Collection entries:

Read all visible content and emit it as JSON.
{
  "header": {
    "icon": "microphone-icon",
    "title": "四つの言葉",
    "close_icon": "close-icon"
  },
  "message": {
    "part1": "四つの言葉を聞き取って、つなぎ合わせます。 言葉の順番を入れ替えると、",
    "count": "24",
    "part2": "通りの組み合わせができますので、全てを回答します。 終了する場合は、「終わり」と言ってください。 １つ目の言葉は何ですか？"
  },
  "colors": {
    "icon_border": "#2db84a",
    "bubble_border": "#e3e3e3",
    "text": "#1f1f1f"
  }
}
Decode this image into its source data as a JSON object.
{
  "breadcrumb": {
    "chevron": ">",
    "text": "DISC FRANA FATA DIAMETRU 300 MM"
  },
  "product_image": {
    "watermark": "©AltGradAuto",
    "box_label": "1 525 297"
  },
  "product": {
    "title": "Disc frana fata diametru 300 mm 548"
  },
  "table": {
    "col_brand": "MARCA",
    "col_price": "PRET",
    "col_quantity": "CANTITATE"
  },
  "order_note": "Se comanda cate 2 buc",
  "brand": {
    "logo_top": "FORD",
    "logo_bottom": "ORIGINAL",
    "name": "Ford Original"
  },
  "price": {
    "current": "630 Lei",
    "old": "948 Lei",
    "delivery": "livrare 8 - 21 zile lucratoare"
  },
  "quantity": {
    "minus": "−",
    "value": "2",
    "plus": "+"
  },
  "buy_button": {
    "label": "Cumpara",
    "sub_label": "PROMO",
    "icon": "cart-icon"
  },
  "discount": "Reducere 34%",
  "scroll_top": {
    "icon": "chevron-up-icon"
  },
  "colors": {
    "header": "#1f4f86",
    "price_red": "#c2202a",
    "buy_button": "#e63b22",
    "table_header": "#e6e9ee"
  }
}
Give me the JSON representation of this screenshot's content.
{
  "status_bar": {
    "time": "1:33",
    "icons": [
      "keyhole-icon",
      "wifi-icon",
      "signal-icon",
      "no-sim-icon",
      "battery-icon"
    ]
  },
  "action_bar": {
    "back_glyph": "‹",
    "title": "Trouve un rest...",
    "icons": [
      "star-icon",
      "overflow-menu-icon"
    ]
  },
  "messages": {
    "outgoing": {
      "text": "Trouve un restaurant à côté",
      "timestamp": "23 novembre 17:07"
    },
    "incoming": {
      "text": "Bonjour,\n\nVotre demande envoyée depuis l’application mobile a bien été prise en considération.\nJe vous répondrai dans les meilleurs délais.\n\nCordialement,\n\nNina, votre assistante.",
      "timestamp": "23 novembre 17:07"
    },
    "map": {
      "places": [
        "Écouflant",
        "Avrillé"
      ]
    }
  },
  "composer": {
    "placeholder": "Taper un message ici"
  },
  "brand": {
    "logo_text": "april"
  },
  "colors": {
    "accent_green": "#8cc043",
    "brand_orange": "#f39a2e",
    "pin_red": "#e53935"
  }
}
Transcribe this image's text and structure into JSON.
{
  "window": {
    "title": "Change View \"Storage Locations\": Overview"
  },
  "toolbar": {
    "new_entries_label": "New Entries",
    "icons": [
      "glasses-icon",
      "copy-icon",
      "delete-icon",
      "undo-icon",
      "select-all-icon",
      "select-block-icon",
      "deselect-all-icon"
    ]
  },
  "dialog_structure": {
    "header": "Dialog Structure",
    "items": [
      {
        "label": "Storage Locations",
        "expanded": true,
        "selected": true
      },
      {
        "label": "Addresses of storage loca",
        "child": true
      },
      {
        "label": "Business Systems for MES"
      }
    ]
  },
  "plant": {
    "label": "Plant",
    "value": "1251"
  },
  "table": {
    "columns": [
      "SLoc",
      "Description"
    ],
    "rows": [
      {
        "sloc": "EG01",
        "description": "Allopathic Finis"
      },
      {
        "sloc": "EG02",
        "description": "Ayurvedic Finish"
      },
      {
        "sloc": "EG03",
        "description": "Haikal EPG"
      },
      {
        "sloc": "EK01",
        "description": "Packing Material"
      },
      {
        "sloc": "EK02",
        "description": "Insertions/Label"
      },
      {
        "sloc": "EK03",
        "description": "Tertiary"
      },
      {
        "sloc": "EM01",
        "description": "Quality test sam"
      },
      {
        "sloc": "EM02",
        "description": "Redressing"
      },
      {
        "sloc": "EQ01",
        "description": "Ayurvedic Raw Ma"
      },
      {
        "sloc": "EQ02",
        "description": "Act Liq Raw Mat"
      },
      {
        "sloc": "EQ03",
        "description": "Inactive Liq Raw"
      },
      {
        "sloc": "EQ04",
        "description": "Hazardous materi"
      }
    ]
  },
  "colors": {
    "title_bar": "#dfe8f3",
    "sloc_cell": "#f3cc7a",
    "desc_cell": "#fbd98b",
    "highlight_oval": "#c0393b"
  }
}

Challenge: From the listing above, extract every line exactly as it stands.

Reply:
Read all visible content and emit it as JSON.
{
  "header": {
    "icon": "microphone-icon",
    "title": "四つの言葉",
    "close_icon": "close-icon"
  },
  "message": {
    "part1": "四つの言葉を聞き取って、つなぎ合わせます。 言葉の順番を入れ替えると、",
    "count": "24",
    "part2": "通りの組み合わせができますので、全てを回答します。 終了する場合は、「終わり」と言ってください。 １つ目の言葉は何ですか？"
  },
  "colors": {
    "icon_border": "#2db84a",
    "bubble_border": "#e3e3e3",
    "text": "#1f1f1f"
  }
}
Decode this image into its source data as a JSON object.
{
  "breadcrumb": {
    "chevron": ">",
    "text": "DISC FRANA FATA DIAMETRU 300 MM"
  },
  "product_image": {
    "watermark": "©AltGradAuto",
    "box_label": "1 525 297"
  },
  "product": {
    "title": "Disc frana fata diametru 300 mm 548"
  },
  "table": {
    "col_brand": "MARCA",
    "col_price": "PRET",
    "col_quantity": "CANTITATE"
  },
  "order_note": "Se comanda cate 2 buc",
  "brand": {
    "logo_top": "FORD",
    "logo_bottom": "ORIGINAL",
    "name": "Ford Original"
  },
  "price": {
    "current": "630 Lei",
    "old": "948 Lei",
    "delivery": "livrare 8 - 21 zile lucratoare"
  },
  "quantity": {
    "minus": "−",
    "value": "2",
    "plus": "+"
  },
  "buy_button": {
    "label": "Cumpara",
    "sub_label": "PROMO",
    "icon": "cart-icon"
  },
  "discount": "Reducere 34%",
  "scroll_top": {
    "icon": "chevron-up-icon"
  },
  "colors": {
    "header": "#1f4f86",
    "price_red": "#c2202a",
    "buy_button": "#e63b22",
    "table_header": "#e6e9ee"
  }
}
Give me the JSON representation of this screenshot's content.
{
  "status_bar": {
    "time": "1:33",
    "icons": [
      "keyhole-icon",
      "wifi-icon",
      "signal-icon",
      "no-sim-icon",
      "battery-icon"
    ]
  },
  "action_bar": {
    "back_glyph": "‹",
    "title": "Trouve un rest...",
    "icons": [
      "star-icon",
      "overflow-menu-icon"
    ]
  },
  "messages": {
    "outgoing": {
      "text": "Trouve un restaurant à côté",
      "timestamp": "23 novembre 17:07"
    },
    "incoming": {
      "text": "Bonjour,\n\nVotre demande envoyée depuis l’application mobile a bien été prise en considération.\nJe vous répondrai dans les meilleurs délais.\n\nCordialement,\n\nNina, votre assistante.",
      "timestamp": "23 novembre 17:07"
    },
    "map": {
      "places": [
        "Écouflant",
        "Avrillé"
      ]
    }
  },
  "composer": {
    "placeholder": "Taper un message ici"
  },
  "brand": {
    "logo_text": "april"
  },
  "colors": {
    "accent_green": "#8cc043",
    "brand_orange": "#f39a2e",
    "pin_red": "#e53935"
  }
}
Transcribe this image's text and structure into JSON.
{
  "window": {
    "title": "Change View \"Storage Locations\": Overview"
  },
  "toolbar": {
    "new_entries_label": "New Entries",
    "icons": [
      "glasses-icon",
      "copy-icon",
      "delete-icon",
      "undo-icon",
      "select-all-icon",
      "select-block-icon",
      "deselect-all-icon"
    ]
  },
  "dialog_structure": {
    "header": "Dialog Structure",
    "items": [
      {
        "label": "Storage Locations",
        "expanded": true,
        "selected": true
      },
      {
        "label": "Addresses of storage loca",
        "child": true
      },
      {
        "label": "Business Systems for MES"
      }
    ]
  },
  "plant": {
    "label": "Plant",
    "value": "1251"
  },
  "table": {
    "columns": [
      "SLoc",
      "Description"
    ],
    "rows": [
      {
        "sloc": "EG01",
        "description": "Allopathic Finis"
      },
      {
        "sloc": "EG02",
        "description": "Ayurvedic Finish"
      },
      {
        "sloc": "EG03",
        "description": "Haikal EPG"
      },
      {
        "sloc": "EK01",
        "description": "Packing Material"
      },
      {
        "sloc": "EK02",
        "description": "Insertions/Label"
      },
      {
        "sloc": "EK03",
        "description": "Tertiary"
      },
      {
        "sloc": "EM01",
        "description": "Quality test sam"
      },
      {
        "sloc": "EM02",
        "description": "Redressing"
      },
      {
        "sloc": "EQ01",
        "description": "Ayurvedic Raw Ma"
      },
      {
        "sloc": "EQ02",
        "description": "Act Liq Raw Mat"
      },
      {
        "sloc": "EQ03",
        "description": "Inactive Liq Raw"
      },
      {
        "sloc": "EQ04",
        "description": "Hazardous materi"
      }
    ]
  },
  "colors": {
    "title_bar": "#dfe8f3",
    "sloc_cell": "#f3cc7a",
    "desc_cell": "#fbd98b",
    "highlight_oval": "#c0393b"
  }
}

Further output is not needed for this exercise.